• **EXERCISE**:
Set down all of the data that follows word for word, without the images.

• **EXERCISE MATERIALS**:
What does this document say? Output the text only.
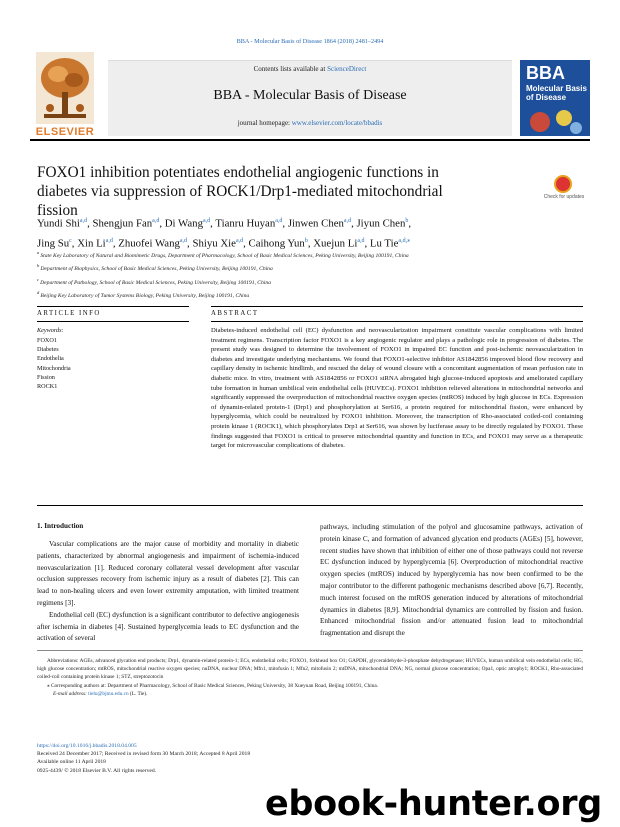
BBA - Molecular Basis of Disease 1864 (2018) 2481–2494
ELSEVIER
Contents lists available at ScienceDirect
BBA - Molecular Basis of Disease
journal homepage: www.elsevier.com/locate/bbadis
BBA
Molecular Basis of Disease
FOXO1 inhibition potentiates endothelial angiogenic functions in diabetes via suppression of ROCK1/Drp1-mediated mitochondrial fission
Check for updates
Yundi Shi$^{a,d}$, Shengjun Fan$^{a,d}$, Di Wang$^{a,d}$, Tianru Huyan$^{a,d}$, Jinwen Chen$^{a,d}$, Jiyun Chen$^b$,
Jing Su$^c$, Xin Li$^{a,d}$, Zhuofei Wang$^{a,d}$, Shiyu Xie$^{a,d}$, Caihong Yun$^b$, Xuejun Li$^{a,d}$, Lu Tie$^{a,d,⁎}$
$^a$ State Key Laboratory of Natural and Biomimetic Drugs, Department of Pharmacology, School of Basic Medical Sciences, Peking University, Beijing 100191, China
$^b$ Department of Biophysics, School of Basic Medical Sciences, Peking University, Beijing 100191, China
$^c$ Department of Pathology, School of Basic Medical Sciences, Peking University, Beijing 100191, China
$^d$ Beijing Key Laboratory of Tumor Systems Biology, Peking University, Beijing 100191, China
ARTICLE INFO	ABSTRACT
Keywords:
FOXO1
Diabetes
Endothelia
Mitochondria
Fission
ROCK1
Diabetes-induced endothelial cell (EC) dysfunction and neovascularization impairment constitute vascular complications with limited treatment regimens. Transcription factor FOXO1 is a key angiogenic regulator and plays a pathologic role in progression of diabetes. The present study was designed to determine the involvement of FOXO1 in impaired EC function and post-ischemic neovascularization in diabetes and investigate underlying mechanisms. We found that FOXO1-selective inhibitor AS1842856 improved blood flow recovery and capillary density in ischemic hindlimb, and rescued the delay of wound closure with a concomitant augmentation of mean perfusion rate in diabetic mice. In vitro, treatment with AS1842856 or FOXO1 siRNA abrogated high glucose-induced apoptosis and ameliorated capillary tube formation in human umbilical vein endothelial cells (HUVECs). FOXO1 inhibition relieved alterations in mitochondrial networks and significantly suppressed the overproduction of mitochondrial reactive oxygen species (mtROS) induced by high glucose in ECs. Expression of dynamin-related protein-1 (Drp1) and phosphorylation at Ser616, a protein required for mitochondrial fission, were enhanced by hyperglycemia, which could be neutralized by FOXO1 inhibition. Moreover, the transcription of Rho-associated coiled-coil containing protein kinase 1 (ROCK1), which phosphorylates Drp1 at Ser616, was shown by luciferase assay to be directly regulated by FOXO1. These findings suggested that FOXO1 is critical to preserve mitochondrial quantity and function in ECs, and FOXO1 may serve as a therapeutic target for microvascular complications of diabetes.
1. Introduction

Vascular complications are the major cause of morbidity and mortality in diabetic patients, characterized by abnormal angiogenesis and impairment of ischemia-induced neovascularization [1]. Reduced coronary collateral vessel development after vascular occlusion suppresses recovery from ischemic injury as a result of diabetes [2]. This can lead to non-healing ulcers and even lower extremity amputation, with limited treatment regimens [3].

Endothelial cell (EC) dysfunction is a significant contributor to defective angiogenesis after ischemia in diabetes [4]. Sustained hyperglycemia leads to EC dysfunction and the activation of several

pathways, including stimulation of the polyol and glucosamine pathways, activation of protein kinase C, and formation of advanced glycation end products (AGEs) [5], however, recent studies have shown that inhibition of either one of those pathways could not reverse EC dysfunction induced by hyperglycemia [6]. Overproduction of mitochondrial reactive oxygen species (mtROS) induced by hyperglycemia has now been confirmed to be the major contributor to the different pathogenic mechanisms described above [6,7]. Recently, much interest focused on the mtROS generation induced by alterations of mitochondrial dynamics in diabetes [8,9]. Mitochondrial dynamics are controlled by fission and fusion. Enhanced mitochondrial fission and/or attenuated fusion lead to mitochondrial fragmentation and disrupt the

Abbreviations: AGEs, advanced glycation end products; Drp1, dynamin-related protein-1; ECs, endothelial cells; FOXO1, forkhead box O1; GAPDH, glyceraldehyde-3-phosphate dehydrogenase; HUVECs, human umbilical vein endothelial cells; HG, high glucose concentration; mtROS, mitochondrial reactive oxygen species; nuDNA, nuclear DNA; Mfn1, mitofusin 1; Mfn2, mitofusin 2; mtDNA, mitochondrial DNA; NG, normal glucose concentration; Opa1, optic atrophy1; ROCK1, Rho-associated coiled-coil containing protein kinase 1; STZ, streptozotocin
⁎ Corresponding authors at: Department of Pharmacology, School of Basic Medical Sciences, Peking University, 38 Xueyuan Road, Beijing 100191, China.
E-mail address: tielu@bjmu.edu.cn (L. Tie).
https://doi.org/10.1016/j.bbadis.2018.04.005
Received 24 December 2017; Received in revised form 30 March 2018; Accepted 8 April 2018
Available online 11 April 2018
0925-4439/ © 2018 Elsevier B.V. All rights reserved.
ebook-hunter.org
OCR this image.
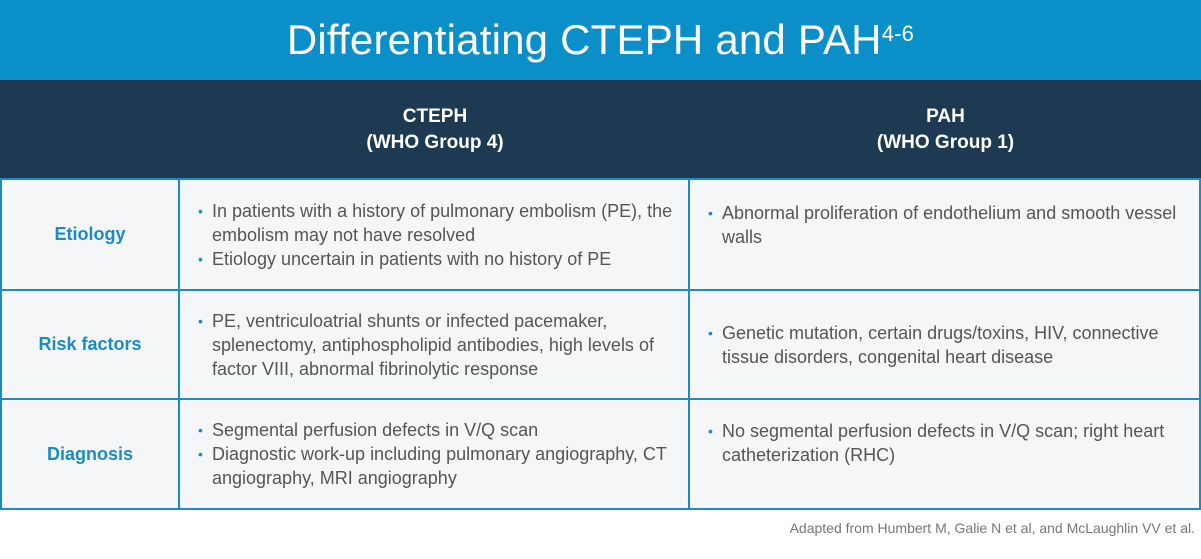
Differentiating CTEPH and PAH$^{4-6}$
CTEPH
(WHO Group 4)
PAH
(WHO Group 1)
Etiology
• In patients with a history of pulmonary embolism (PE), the embolism may not have resolved
• Etiology uncertain in patients with no history of PE
• Abnormal proliferation of endothelium and smooth vessel walls
Risk factors
• PE, ventriculoatrial shunts or infected pacemaker, splenectomy, antiphospholipid antibodies, high levels of factor VIII, abnormal fibrinolytic response
• Genetic mutation, certain drugs/toxins, HIV, connective tissue disorders, congenital heart disease
Diagnosis
• Segmental perfusion defects in V/Q scan
• Diagnostic work-up including pulmonary angiography, CT angiography, MRI angiography
• No segmental perfusion defects in V/Q scan; right heart catheterization (RHC)
Adapted from Humbert M, Galie N et al, and McLaughlin VV et al.
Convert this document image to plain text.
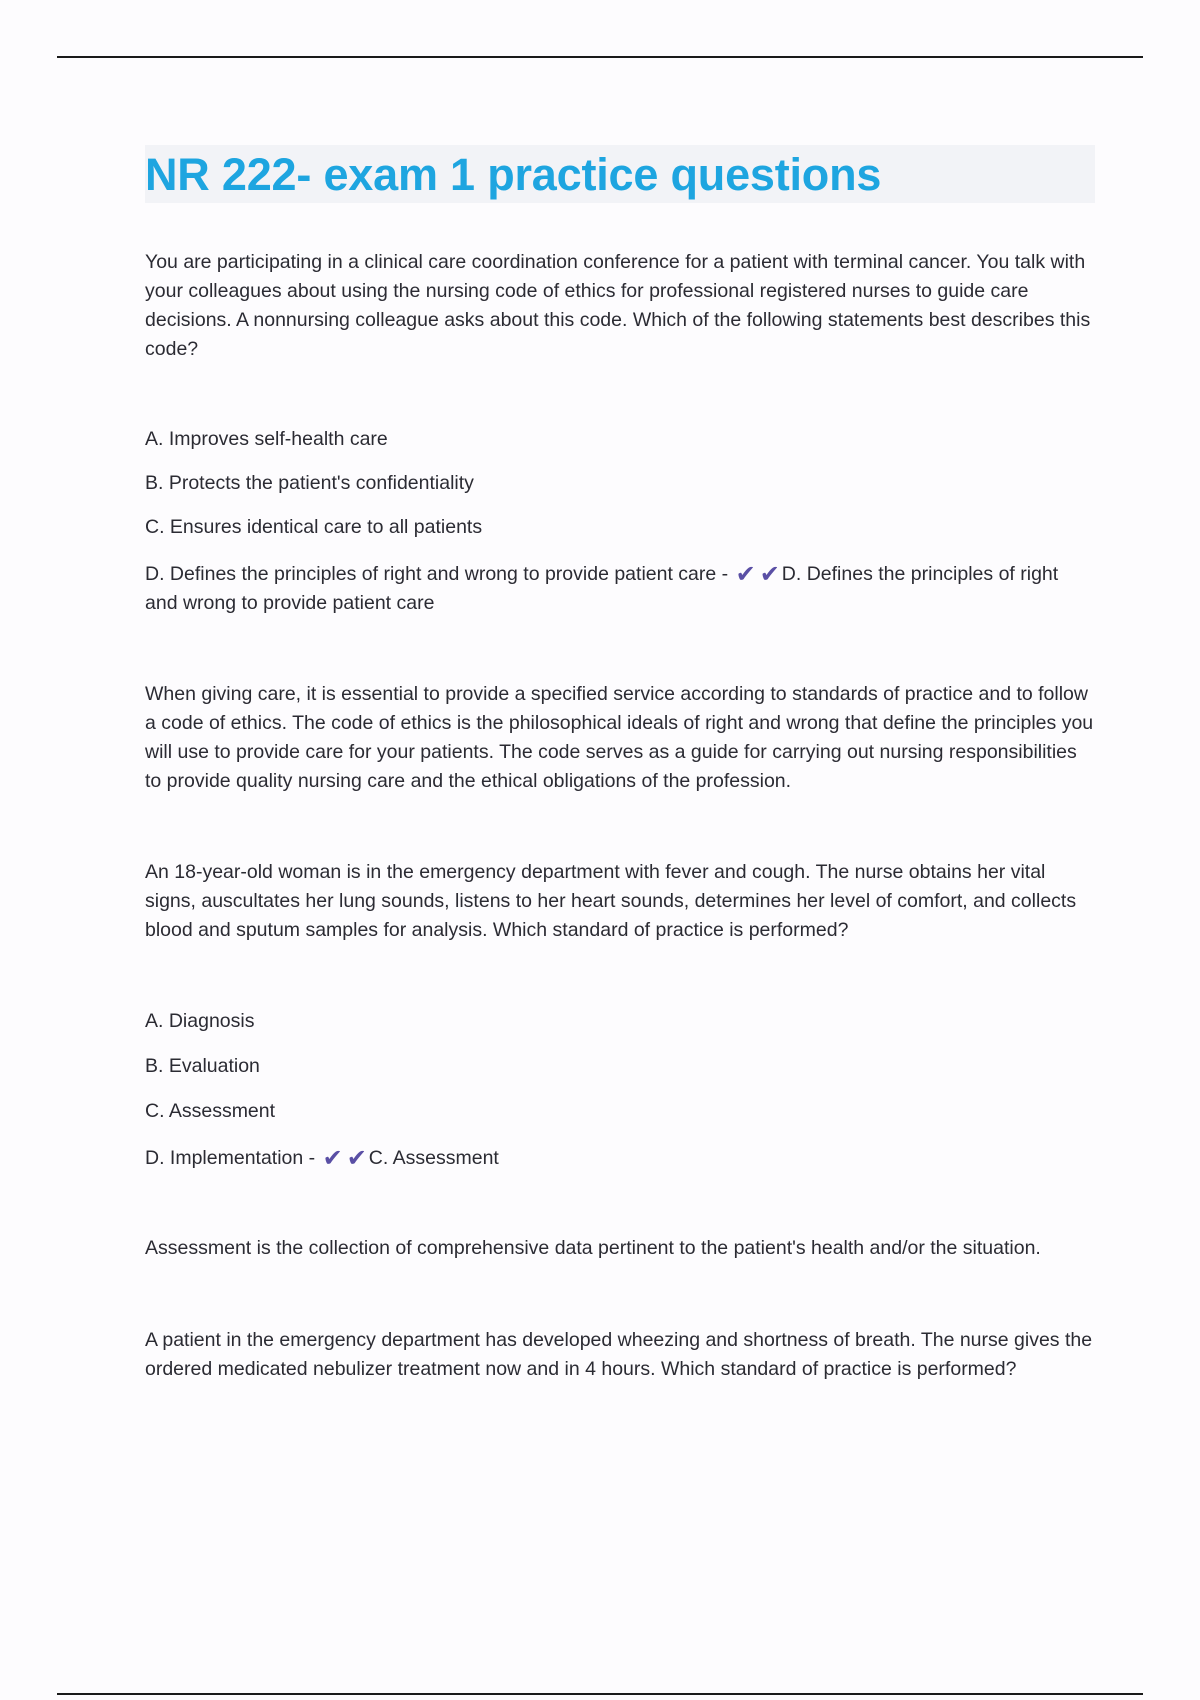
NR 222- exam 1 practice questions

You are participating in a clinical care coordination conference for a patient with terminal cancer. You talk with your colleagues about using the nursing code of ethics for professional registered nurses to guide care decisions. A nonnursing colleague asks about this code. Which of the following statements best describes this code?

A. Improves self-health care

B. Protects the patient's confidentiality

C. Ensures identical care to all patients

D. Defines the principles of right and wrong to provide patient care - ✔ ✔ D. Defines the principles of right and wrong to provide patient care

When giving care, it is essential to provide a specified service according to standards of practice and to follow a code of ethics. The code of ethics is the philosophical ideals of right and wrong that define the principles you will use to provide care for your patients. The code serves as a guide for carrying out nursing responsibilities to provide quality nursing care and the ethical obligations of the profession.

An 18-year-old woman is in the emergency department with fever and cough. The nurse obtains her vital signs, auscultates her lung sounds, listens to her heart sounds, determines her level of comfort, and collects blood and sputum samples for analysis. Which standard of practice is performed?

A. Diagnosis

B. Evaluation

C. Assessment

D. Implementation - ✔ ✔ C. Assessment

Assessment is the collection of comprehensive data pertinent to the patient's health and/or the situation.

A patient in the emergency department has developed wheezing and shortness of breath. The nurse gives the ordered medicated nebulizer treatment now and in 4 hours. Which standard of practice is performed?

• **SOLUTION**:
What does this document say? Output the text only.
BBA - Molecular Basis of Disease 1864 (2018) 2481–2494
ELSEVIER
Contents lists available at ScienceDirect
BBA - Molecular Basis of Disease
journal homepage: www.elsevier.com/locate/bbadis
BBA
Molecular Basis of Disease
FOXO1 inhibition potentiates endothelial angiogenic functions in diabetes via suppression of ROCK1/Drp1-mediated mitochondrial fission
Check for updates
Yundi Shi$^{a,d}$, Shengjun Fan$^{a,d}$, Di Wang$^{a,d}$, Tianru Huyan$^{a,d}$, Jinwen Chen$^{a,d}$, Jiyun Chen$^b$,
Jing Su$^c$, Xin Li$^{a,d}$, Zhuofei Wang$^{a,d}$, Shiyu Xie$^{a,d}$, Caihong Yun$^b$, Xuejun Li$^{a,d}$, Lu Tie$^{a,d,⁎}$
$^a$ State Key Laboratory of Natural and Biomimetic Drugs, Department of Pharmacology, School of Basic Medical Sciences, Peking University, Beijing 100191, China
$^b$ Department of Biophysics, School of Basic Medical Sciences, Peking University, Beijing 100191, China
$^c$ Department of Pathology, School of Basic Medical Sciences, Peking University, Beijing 100191, China
$^d$ Beijing Key Laboratory of Tumor Systems Biology, Peking University, Beijing 100191, China
ARTICLE INFO	ABSTRACT
Keywords:
FOXO1
Diabetes
Endothelia
Mitochondria
Fission
ROCK1
Diabetes-induced endothelial cell (EC) dysfunction and neovascularization impairment constitute vascular complications with limited treatment regimens. Transcription factor FOXO1 is a key angiogenic regulator and plays a pathologic role in progression of diabetes. The present study was designed to determine the involvement of FOXO1 in impaired EC function and post-ischemic neovascularization in diabetes and investigate underlying mechanisms. We found that FOXO1-selective inhibitor AS1842856 improved blood flow recovery and capillary density in ischemic hindlimb, and rescued the delay of wound closure with a concomitant augmentation of mean perfusion rate in diabetic mice. In vitro, treatment with AS1842856 or FOXO1 siRNA abrogated high glucose-induced apoptosis and ameliorated capillary tube formation in human umbilical vein endothelial cells (HUVECs). FOXO1 inhibition relieved alterations in mitochondrial networks and significantly suppressed the overproduction of mitochondrial reactive oxygen species (mtROS) induced by high glucose in ECs. Expression of dynamin-related protein-1 (Drp1) and phosphorylation at Ser616, a protein required for mitochondrial fission, were enhanced by hyperglycemia, which could be neutralized by FOXO1 inhibition. Moreover, the transcription of Rho-associated coiled-coil containing protein kinase 1 (ROCK1), which phosphorylates Drp1 at Ser616, was shown by luciferase assay to be directly regulated by FOXO1. These findings suggested that FOXO1 is critical to preserve mitochondrial quantity and function in ECs, and FOXO1 may serve as a therapeutic target for microvascular complications of diabetes.
1. Introduction

Vascular complications are the major cause of morbidity and mortality in diabetic patients, characterized by abnormal angiogenesis and impairment of ischemia-induced neovascularization [1]. Reduced coronary collateral vessel development after vascular occlusion suppresses recovery from ischemic injury as a result of diabetes [2]. This can lead to non-healing ulcers and even lower extremity amputation, with limited treatment regimens [3].

Endothelial cell (EC) dysfunction is a significant contributor to defective angiogenesis after ischemia in diabetes [4]. Sustained hyperglycemia leads to EC dysfunction and the activation of several

pathways, including stimulation of the polyol and glucosamine pathways, activation of protein kinase C, and formation of advanced glycation end products (AGEs) [5], however, recent studies have shown that inhibition of either one of those pathways could not reverse EC dysfunction induced by hyperglycemia [6]. Overproduction of mitochondrial reactive oxygen species (mtROS) induced by hyperglycemia has now been confirmed to be the major contributor to the different pathogenic mechanisms described above [6,7]. Recently, much interest focused on the mtROS generation induced by alterations of mitochondrial dynamics in diabetes [8,9]. Mitochondrial dynamics are controlled by fission and fusion. Enhanced mitochondrial fission and/or attenuated fusion lead to mitochondrial fragmentation and disrupt the

Abbreviations: AGEs, advanced glycation end products; Drp1, dynamin-related protein-1; ECs, endothelial cells; FOXO1, forkhead box O1; GAPDH, glyceraldehyde-3-phosphate dehydrogenase; HUVECs, human umbilical vein endothelial cells; HG, high glucose concentration; mtROS, mitochondrial reactive oxygen species; nuDNA, nuclear DNA; Mfn1, mitofusin 1; Mfn2, mitofusin 2; mtDNA, mitochondrial DNA; NG, normal glucose concentration; Opa1, optic atrophy1; ROCK1, Rho-associated coiled-coil containing protein kinase 1; STZ, streptozotocin
⁎ Corresponding authors at: Department of Pharmacology, School of Basic Medical Sciences, Peking University, 38 Xueyuan Road, Beijing 100191, China.
E-mail address: tielu@bjmu.edu.cn (L. Tie).
https://doi.org/10.1016/j.bbadis.2018.04.005
Received 24 December 2017; Received in revised form 30 March 2018; Accepted 8 April 2018
Available online 11 April 2018
0925-4439/ © 2018 Elsevier B.V. All rights reserved.
ebook-hunter.org
OCR this image.
Differentiating CTEPH and PAH$^{4-6}$
CTEPH
(WHO Group 4)
PAH
(WHO Group 1)
Etiology
• In patients with a history of pulmonary embolism (PE), the embolism may not have resolved
• Etiology uncertain in patients with no history of PE
• Abnormal proliferation of endothelium and smooth vessel walls
Risk factors
• PE, ventriculoatrial shunts or infected pacemaker, splenectomy, antiphospholipid antibodies, high levels of factor VIII, abnormal fibrinolytic response
• Genetic mutation, certain drugs/toxins, HIV, connective tissue disorders, congenital heart disease
Diagnosis
• Segmental perfusion defects in V/Q scan
• Diagnostic work-up including pulmonary angiography, CT angiography, MRI angiography
• No segmental perfusion defects in V/Q scan; right heart catheterization (RHC)
Adapted from Humbert M, Galie N et al, and McLaughlin VV et al.
Convert this document image to plain text.
NR 222- exam 1 practice questions

You are participating in a clinical care coordination conference for a patient with terminal cancer. You talk with your colleagues about using the nursing code of ethics for professional registered nurses to guide care decisions. A nonnursing colleague asks about this code. Which of the following statements best describes this code?

A. Improves self-health care

B. Protects the patient's confidentiality

C. Ensures identical care to all patients

D. Defines the principles of right and wrong to provide patient care - ✔ ✔ D. Defines the principles of right and wrong to provide patient care

When giving care, it is essential to provide a specified service according to standards of practice and to follow a code of ethics. The code of ethics is the philosophical ideals of right and wrong that define the principles you will use to provide care for your patients. The code serves as a guide for carrying out nursing responsibilities to provide quality nursing care and the ethical obligations of the profession.

An 18-year-old woman is in the emergency department with fever and cough. The nurse obtains her vital signs, auscultates her lung sounds, listens to her heart sounds, determines her level of comfort, and collects blood and sputum samples for analysis. Which standard of practice is performed?

A. Diagnosis

B. Evaluation

C. Assessment

D. Implementation - ✔ ✔ C. Assessment

Assessment is the collection of comprehensive data pertinent to the patient's health and/or the situation.

A patient in the emergency department has developed wheezing and shortness of breath. The nurse gives the ordered medicated nebulizer treatment now and in 4 hours. Which standard of practice is performed?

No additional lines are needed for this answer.